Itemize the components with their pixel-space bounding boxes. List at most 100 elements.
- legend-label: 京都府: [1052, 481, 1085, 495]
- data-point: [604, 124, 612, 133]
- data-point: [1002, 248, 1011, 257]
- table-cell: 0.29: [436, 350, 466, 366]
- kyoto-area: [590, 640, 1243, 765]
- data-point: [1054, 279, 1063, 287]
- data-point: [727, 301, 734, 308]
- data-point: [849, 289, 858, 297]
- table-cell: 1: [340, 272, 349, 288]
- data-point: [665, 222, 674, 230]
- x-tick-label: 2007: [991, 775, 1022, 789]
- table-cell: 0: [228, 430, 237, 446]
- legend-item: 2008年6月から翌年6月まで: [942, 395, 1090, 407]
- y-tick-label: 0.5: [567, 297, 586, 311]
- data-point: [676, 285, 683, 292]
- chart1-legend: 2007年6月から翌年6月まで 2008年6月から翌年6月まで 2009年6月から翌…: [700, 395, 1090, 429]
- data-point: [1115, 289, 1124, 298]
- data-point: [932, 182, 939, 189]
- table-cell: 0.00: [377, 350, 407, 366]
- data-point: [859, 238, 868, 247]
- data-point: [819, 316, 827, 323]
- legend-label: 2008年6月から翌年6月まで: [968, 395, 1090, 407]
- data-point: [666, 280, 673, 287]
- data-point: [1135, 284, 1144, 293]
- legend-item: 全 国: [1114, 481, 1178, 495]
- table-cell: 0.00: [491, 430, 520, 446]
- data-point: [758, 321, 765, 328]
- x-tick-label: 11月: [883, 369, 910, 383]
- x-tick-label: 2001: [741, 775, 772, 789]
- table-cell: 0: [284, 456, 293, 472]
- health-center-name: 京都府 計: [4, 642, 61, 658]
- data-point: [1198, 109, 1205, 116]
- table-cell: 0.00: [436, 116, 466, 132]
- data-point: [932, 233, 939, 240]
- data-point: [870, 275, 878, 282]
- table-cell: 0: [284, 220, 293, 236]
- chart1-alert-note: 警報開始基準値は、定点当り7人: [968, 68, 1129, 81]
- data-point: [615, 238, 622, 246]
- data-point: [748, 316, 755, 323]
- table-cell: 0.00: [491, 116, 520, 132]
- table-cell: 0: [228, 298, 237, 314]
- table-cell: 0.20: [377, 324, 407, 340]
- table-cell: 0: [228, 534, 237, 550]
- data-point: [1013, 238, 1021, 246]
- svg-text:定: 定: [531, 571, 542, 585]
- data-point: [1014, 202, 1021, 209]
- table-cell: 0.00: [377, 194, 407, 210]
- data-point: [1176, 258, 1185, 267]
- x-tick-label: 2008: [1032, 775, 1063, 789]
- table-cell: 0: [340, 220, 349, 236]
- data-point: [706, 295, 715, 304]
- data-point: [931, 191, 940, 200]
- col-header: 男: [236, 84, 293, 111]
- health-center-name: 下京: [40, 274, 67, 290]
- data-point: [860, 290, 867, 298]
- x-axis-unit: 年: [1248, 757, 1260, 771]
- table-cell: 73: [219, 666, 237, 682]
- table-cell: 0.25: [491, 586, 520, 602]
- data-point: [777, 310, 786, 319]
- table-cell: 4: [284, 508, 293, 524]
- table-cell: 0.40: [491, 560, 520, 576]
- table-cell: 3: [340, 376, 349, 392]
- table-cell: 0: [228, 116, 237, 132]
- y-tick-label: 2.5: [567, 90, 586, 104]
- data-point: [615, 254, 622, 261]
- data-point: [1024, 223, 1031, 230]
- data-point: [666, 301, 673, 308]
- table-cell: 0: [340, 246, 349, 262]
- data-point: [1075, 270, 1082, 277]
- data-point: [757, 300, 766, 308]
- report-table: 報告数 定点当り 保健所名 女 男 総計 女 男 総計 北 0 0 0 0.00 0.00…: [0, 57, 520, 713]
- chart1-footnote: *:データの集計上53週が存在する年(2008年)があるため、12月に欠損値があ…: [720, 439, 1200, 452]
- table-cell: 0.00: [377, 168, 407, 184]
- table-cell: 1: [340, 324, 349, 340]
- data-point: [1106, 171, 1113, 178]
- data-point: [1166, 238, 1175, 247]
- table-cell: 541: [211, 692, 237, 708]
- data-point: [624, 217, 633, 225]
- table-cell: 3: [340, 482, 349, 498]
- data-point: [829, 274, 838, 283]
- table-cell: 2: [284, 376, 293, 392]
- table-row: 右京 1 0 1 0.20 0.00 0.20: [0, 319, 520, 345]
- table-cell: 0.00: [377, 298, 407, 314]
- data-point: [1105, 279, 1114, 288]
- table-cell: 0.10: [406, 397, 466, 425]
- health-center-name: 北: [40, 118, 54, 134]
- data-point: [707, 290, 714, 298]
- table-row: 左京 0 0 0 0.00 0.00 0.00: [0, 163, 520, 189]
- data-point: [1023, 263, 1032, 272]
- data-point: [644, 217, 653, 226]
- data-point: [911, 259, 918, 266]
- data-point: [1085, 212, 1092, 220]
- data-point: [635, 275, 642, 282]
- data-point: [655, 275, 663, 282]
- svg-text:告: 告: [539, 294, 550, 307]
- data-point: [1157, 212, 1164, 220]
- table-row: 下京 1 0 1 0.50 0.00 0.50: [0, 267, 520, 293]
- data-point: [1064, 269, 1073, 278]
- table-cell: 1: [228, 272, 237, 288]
════════════════════
> [Directions for this task]
Reproduce all the items above, renaming every "data-point" to "plot-marker" and keeping everything else the same.

> [Solved problem]
Itemize the components with their pixel-space bounding boxes. List at most 100 elements.
- legend-label: 京都府: [1052, 481, 1085, 495]
- plot-marker: [604, 124, 612, 133]
- plot-marker: [1002, 248, 1011, 257]
- table-cell: 0.29: [436, 350, 466, 366]
- kyoto-area: [590, 640, 1243, 765]
- plot-marker: [1054, 279, 1063, 287]
- plot-marker: [727, 301, 734, 308]
- plot-marker: [849, 289, 858, 297]
- table-cell: 1: [340, 272, 349, 288]
- plot-marker: [665, 222, 674, 230]
- x-tick-label: 2007: [991, 775, 1022, 789]
- table-cell: 0: [228, 430, 237, 446]
- legend-item: 2008年6月から翌年6月まで: [942, 395, 1090, 407]
- y-tick-label: 0.5: [567, 297, 586, 311]
- plot-marker: [676, 285, 683, 292]
- chart1-legend: 2007年6月から翌年6月まで 2008年6月から翌年6月まで 2009年6月から翌…: [700, 395, 1090, 429]
- plot-marker: [1115, 289, 1124, 298]
- plot-marker: [932, 182, 939, 189]
- table-cell: 0.00: [377, 350, 407, 366]
- plot-marker: [859, 238, 868, 247]
- plot-marker: [819, 316, 827, 323]
- legend-label: 2008年6月から翌年6月まで: [968, 395, 1090, 407]
- plot-marker: [666, 280, 673, 287]
- plot-marker: [1135, 284, 1144, 293]
- legend-item: 全 国: [1114, 481, 1178, 495]
- table-cell: 0.00: [491, 430, 520, 446]
- plot-marker: [758, 321, 765, 328]
- x-tick-label: 11月: [883, 369, 910, 383]
- x-tick-label: 2001: [741, 775, 772, 789]
- table-cell: 0: [284, 456, 293, 472]
- health-center-name: 京都府 計: [4, 642, 61, 658]
- plot-marker: [1198, 109, 1205, 116]
- table-cell: 0.00: [436, 116, 466, 132]
- plot-marker: [932, 233, 939, 240]
- plot-marker: [870, 275, 878, 282]
- table-cell: 0: [284, 220, 293, 236]
- chart1-alert-note: 警報開始基準値は、定点当り7人: [968, 68, 1129, 81]
- plot-marker: [615, 238, 622, 246]
- plot-marker: [748, 316, 755, 323]
- table-cell: 0.00: [491, 116, 520, 132]
- table-cell: 0: [228, 298, 237, 314]
- table-cell: 0.20: [377, 324, 407, 340]
- table-cell: 0: [228, 534, 237, 550]
- plot-marker: [1013, 238, 1021, 246]
- svg-text:定: 定: [531, 571, 542, 585]
- plot-marker: [1014, 202, 1021, 209]
- table-cell: 0.00: [377, 194, 407, 210]
- plot-marker: [1176, 258, 1185, 267]
- x-tick-label: 2008: [1032, 775, 1063, 789]
- table-cell: 0: [340, 220, 349, 236]
- plot-marker: [706, 295, 715, 304]
- plot-marker: [931, 191, 940, 200]
- col-header: 男: [236, 84, 293, 111]
- health-center-name: 下京: [40, 274, 67, 290]
- plot-marker: [860, 290, 867, 298]
- x-axis-unit: 年: [1248, 757, 1260, 771]
- table-cell: 73: [219, 666, 237, 682]
- table-cell: 0.25: [491, 586, 520, 602]
- plot-marker: [777, 310, 786, 319]
- table-cell: 4: [284, 508, 293, 524]
- table-cell: 0.40: [491, 560, 520, 576]
- table-cell: 3: [340, 376, 349, 392]
- table-cell: 0: [228, 116, 237, 132]
- y-tick-label: 2.5: [567, 90, 586, 104]
- plot-marker: [615, 254, 622, 261]
- plot-marker: [1024, 223, 1031, 230]
- plot-marker: [666, 301, 673, 308]
- table-cell: 0: [340, 246, 349, 262]
- plot-marker: [1075, 270, 1082, 277]
- plot-marker: [757, 300, 766, 308]
- report-table: 報告数 定点当り 保健所名 女 男 総計 女 男 総計 北 0 0 0 0.00 0.00…: [0, 57, 520, 713]
- chart1-footnote: *:データの集計上53週が存在する年(2008年)があるため、12月に欠損値があ…: [720, 439, 1200, 452]
- table-cell: 0.00: [377, 168, 407, 184]
- table-cell: 1: [340, 324, 349, 340]
- plot-marker: [1106, 171, 1113, 178]
- plot-marker: [1166, 238, 1175, 247]
- table-cell: 541: [211, 692, 237, 708]
- plot-marker: [624, 217, 633, 225]
- table-cell: 3: [340, 482, 349, 498]
- plot-marker: [829, 274, 838, 283]
- table-cell: 2: [284, 376, 293, 392]
- table-row: 右京 1 0 1 0.20 0.00 0.20: [0, 319, 520, 345]
- table-cell: 0.00: [377, 298, 407, 314]
- plot-marker: [1105, 279, 1114, 288]
- table-cell: 0.10: [406, 397, 466, 425]
- health-center-name: 北: [40, 118, 54, 134]
- plot-marker: [707, 290, 714, 298]
- table-row: 左京 0 0 0 0.00 0.00 0.00: [0, 163, 520, 189]
- plot-marker: [1023, 263, 1032, 272]
- plot-marker: [644, 217, 653, 226]
- plot-marker: [911, 259, 918, 266]
- plot-marker: [1085, 212, 1092, 220]
- plot-marker: [635, 275, 642, 282]
- plot-marker: [655, 275, 663, 282]
- svg-text:告: 告: [539, 294, 550, 307]
- plot-marker: [1157, 212, 1164, 220]
- table-row: 下京 1 0 1 0.50 0.00 0.50: [0, 267, 520, 293]
- plot-marker: [1064, 269, 1073, 278]
- table-cell: 1: [228, 272, 237, 288]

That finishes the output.